>> START MATERIAL PROVIDED

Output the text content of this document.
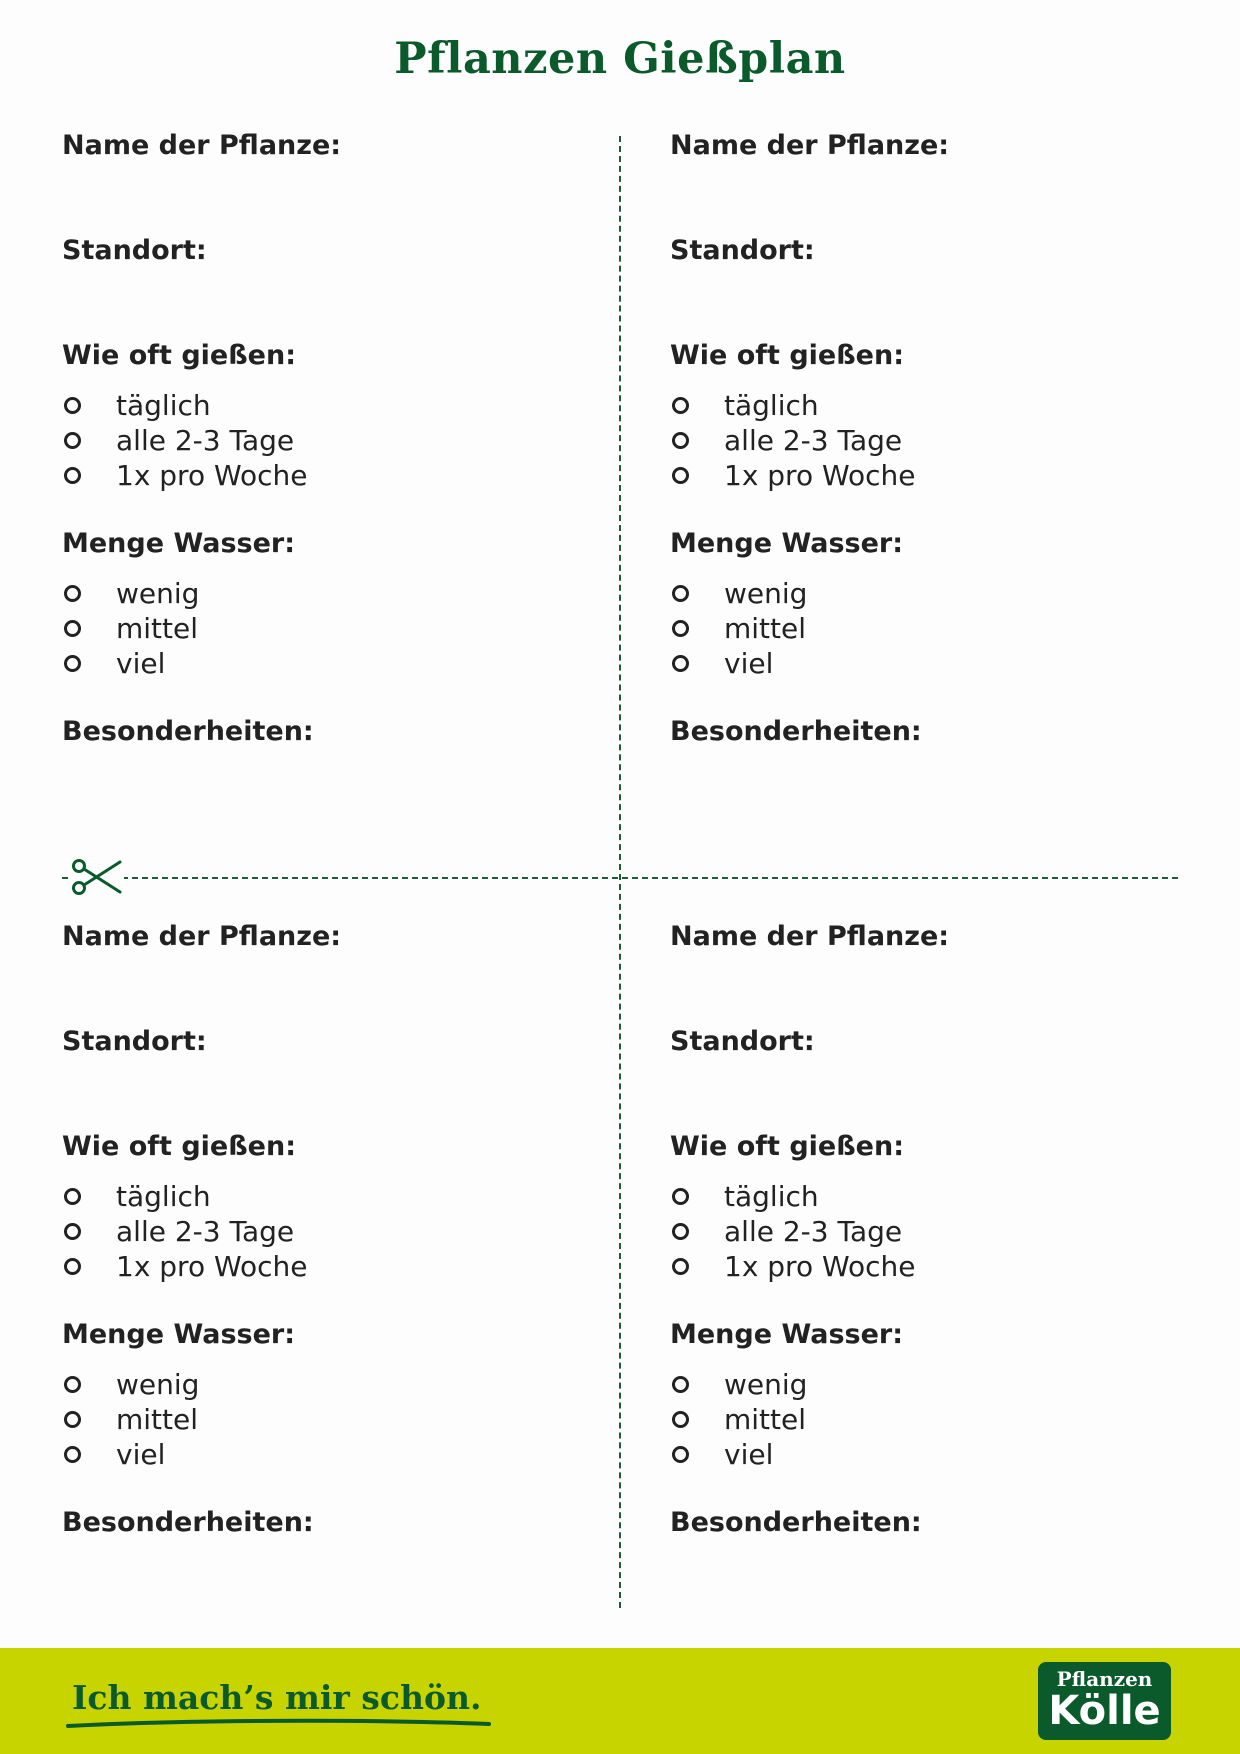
Pflanzen Gießplan

Name der Pflanze:

Standort:

Wie oft gießen:

täglich
alle 2-3 Tage
1x pro Woche

Menge Wasser:

wenig
mittel
viel

Besonderheiten:

Name der Pflanze:

Standort:

Wie oft gießen:

täglich
alle 2-3 Tage
1x pro Woche

Menge Wasser:

wenig
mittel
viel

Besonderheiten:

Name der Pflanze:

Standort:

Wie oft gießen:

täglich
alle 2-3 Tage
1x pro Woche

Menge Wasser:

wenig
mittel
viel

Besonderheiten:

Name der Pflanze:

Standort:

Wie oft gießen:

täglich
alle 2-3 Tage
1x pro Woche

Menge Wasser:

wenig
mittel
viel

Besonderheiten:

Ich mach’s mir schön.	Pflanzen
Kölle
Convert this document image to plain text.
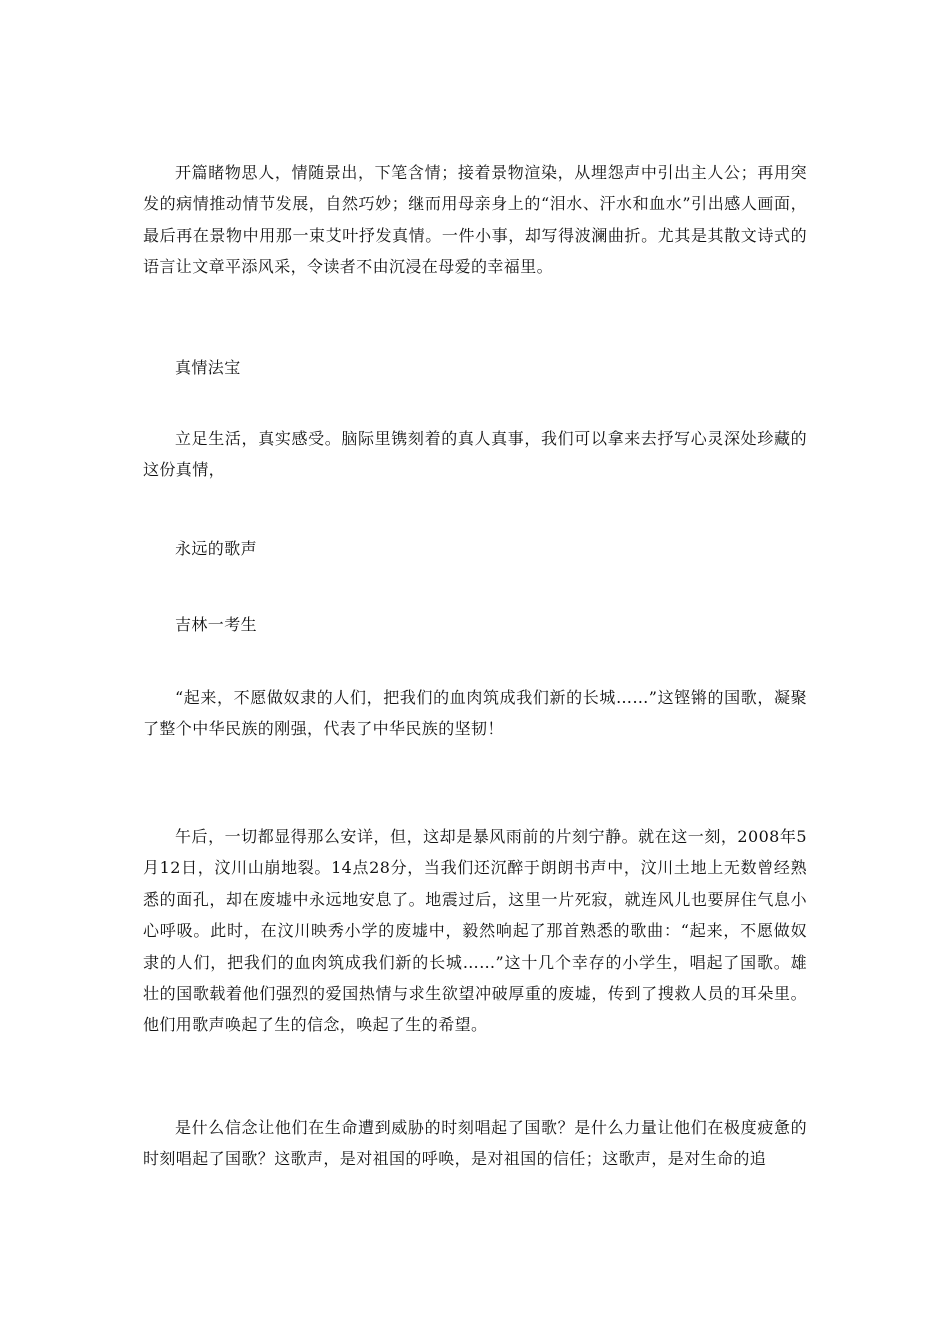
开篇睹物思人，情随景出，下笔含情；接着景物渲染，从埋怨声中引出主人公；再用突发的病情推动情节发展，自然巧妙；继而用母亲身上的“泪水、汗水和血水”引出感人画面，最后再在景物中用那一束艾叶抒发真情。一件小事，却写得波澜曲折。尤其是其散文诗式的语言让文章平添风采，令读者不由沉浸在母爱的幸福里。

真情法宝

立足生活，真实感受。脑际里镌刻着的真人真事，我们可以拿来去抒写心灵深处珍藏的这份真情，

永远的歌声

吉林一考生

“起来，不愿做奴隶的人们，把我们的血肉筑成我们新的长城……”这铿锵的国歌，凝聚了整个中华民族的刚强，代表了中华民族的坚韧！

午后，一切都显得那么安详，但，这却是暴风雨前的片刻宁静。就在这一刻，2008年5月12日，汶川山崩地裂。14点28分，当我们还沉醉于朗朗书声中，汶川土地上无数曾经熟悉的面孔，却在废墟中永远地安息了。地震过后，这里一片死寂，就连风儿也要屏住气息小心呼吸。此时，在汶川映秀小学的废墟中，毅然响起了那首熟悉的歌曲：“起来，不愿做奴隶的人们，把我们的血肉筑成我们新的长城……”这十几个幸存的小学生，唱起了国歌。雄壮的国歌载着他们强烈的爱国热情与求生欲望冲破厚重的废墟，传到了搜救人员的耳朵里。他们用歌声唤起了生的信念，唤起了生的希望。

是什么信念让他们在生命遭到威胁的时刻唱起了国歌？是什么力量让他们在极度疲惫的时刻唱起了国歌？这歌声，是对祖国的呼唤，是对祖国的信任；这歌声，是对生命的追
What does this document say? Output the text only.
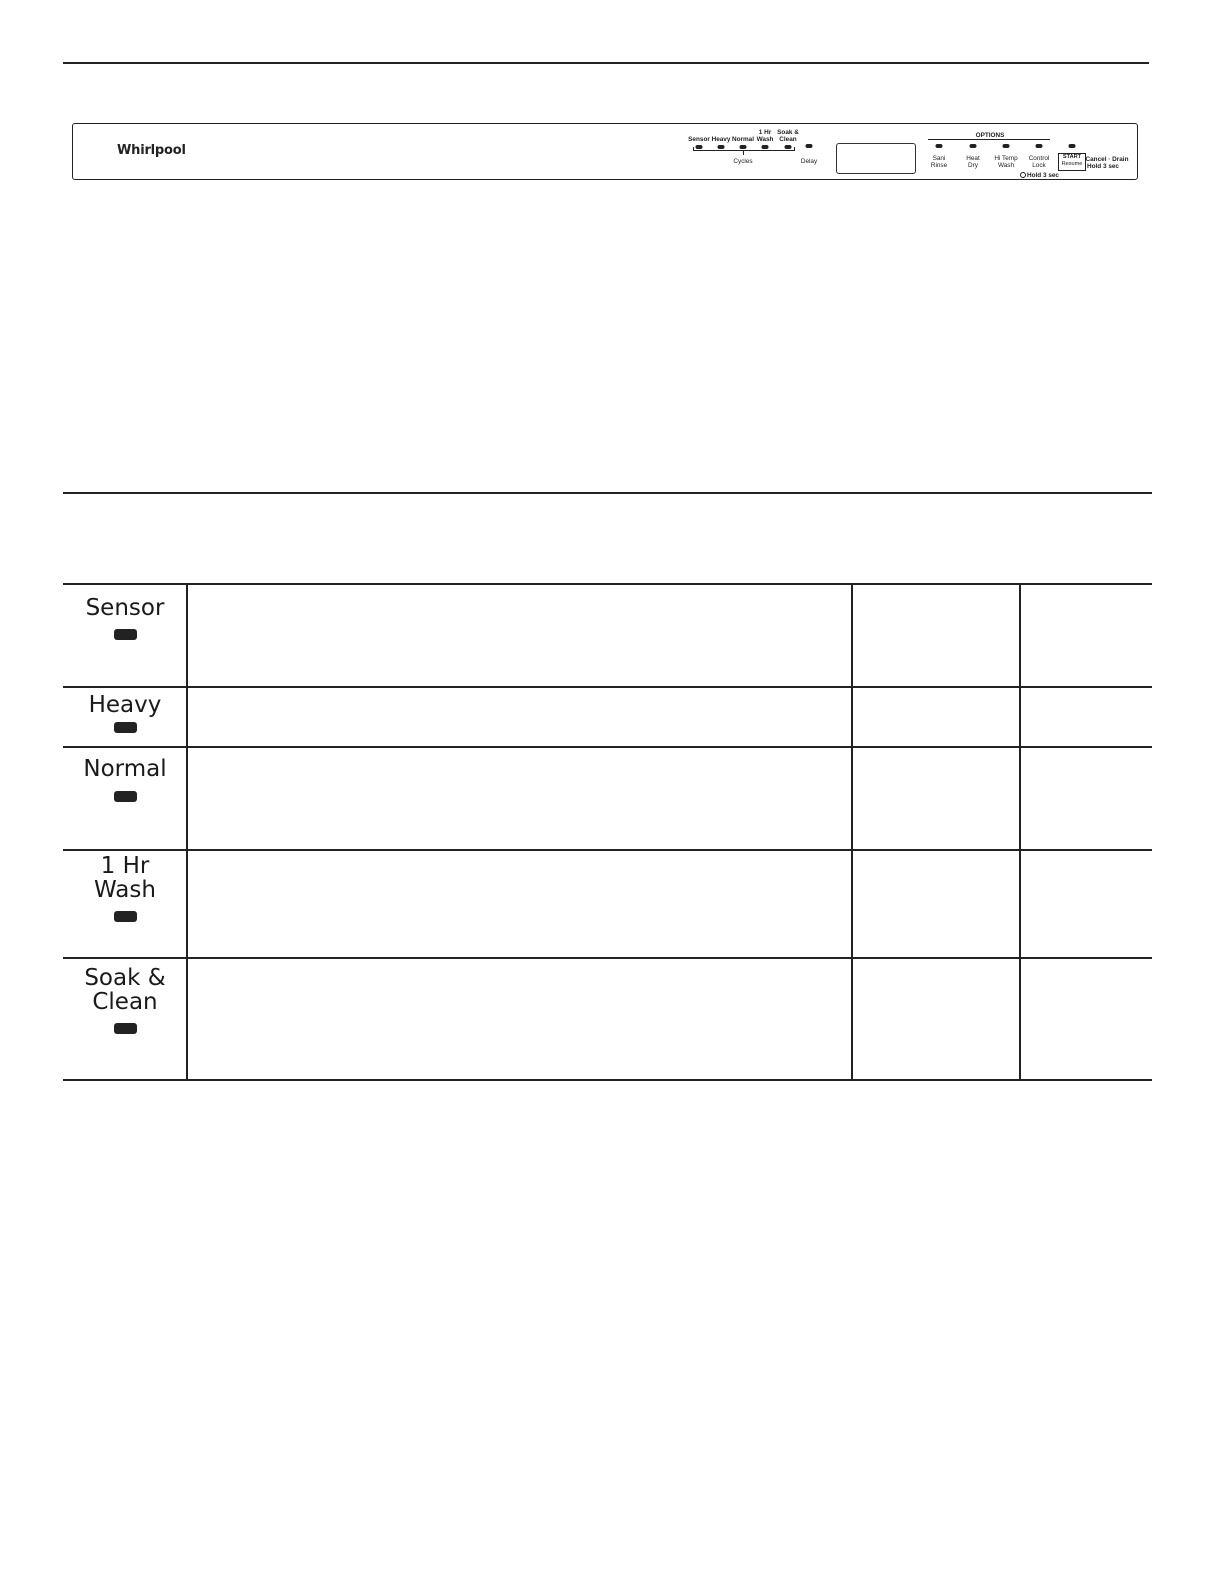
Whirlpool
Sensor Heavy Normal
1 Hr
Wash
Soak &
Clean
Cycles	Delay
OPTIONS
Sani
Rinse
Heat
Dry
Hi Temp
Wash
Control
Lock
Hold 3 sec
START
Resume
Cancel · Drain
Hold 3 sec
Sensor
Heavy
Normal
1 Hr
Wash
Soak &
Clean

>> END MATERIAL PROVIDED

Only the lines from the one holding "Convert this document image to plain text." through the last line of the records should be output, please, exactly and without any pictures.

Convert this document image to plain text.
开篇睹物思人，情随景出，下笔含情；接着景物渲染，从埋怨声中引出主人公；再用突发的病情推动情节发展，自然巧妙；继而用母亲身上的“泪水、汗水和血水”引出感人画面，最后再在景物中用那一束艾叶抒发真情。一件小事，却写得波澜曲折。尤其是其散文诗式的语言让文章平添风采，令读者不由沉浸在母爱的幸福里。

真情法宝

立足生活，真实感受。脑际里镌刻着的真人真事，我们可以拿来去抒写心灵深处珍藏的这份真情，

永远的歌声

吉林一考生

“起来，不愿做奴隶的人们，把我们的血肉筑成我们新的长城……”这铿锵的国歌，凝聚了整个中华民族的刚强，代表了中华民族的坚韧！

午后，一切都显得那么安详，但，这却是暴风雨前的片刻宁静。就在这一刻，2008年5月12日，汶川山崩地裂。14点28分，当我们还沉醉于朗朗书声中，汶川土地上无数曾经熟悉的面孔，却在废墟中永远地安息了。地震过后，这里一片死寂，就连风儿也要屏住气息小心呼吸。此时，在汶川映秀小学的废墟中，毅然响起了那首熟悉的歌曲：“起来，不愿做奴隶的人们，把我们的血肉筑成我们新的长城……”这十几个幸存的小学生，唱起了国歌。雄壮的国歌载着他们强烈的爱国热情与求生欲望冲破厚重的废墟，传到了搜救人员的耳朵里。他们用歌声唤起了生的信念，唤起了生的希望。

是什么信念让他们在生命遭到威胁的时刻唱起了国歌？是什么力量让他们在极度疲惫的时刻唱起了国歌？这歌声，是对祖国的呼唤，是对祖国的信任；这歌声，是对生命的追
What does this document say? Output the text only.
Whirlpool
Sensor Heavy Normal
1 Hr
Wash
Soak &
Clean
Cycles	Delay
OPTIONS
Sani
Rinse
Heat
Dry
Hi Temp
Wash
Control
Lock
Hold 3 sec
START
Resume
Cancel · Drain
Hold 3 sec
Sensor
Heavy
Normal
1 Hr
Wash
Soak &
Clean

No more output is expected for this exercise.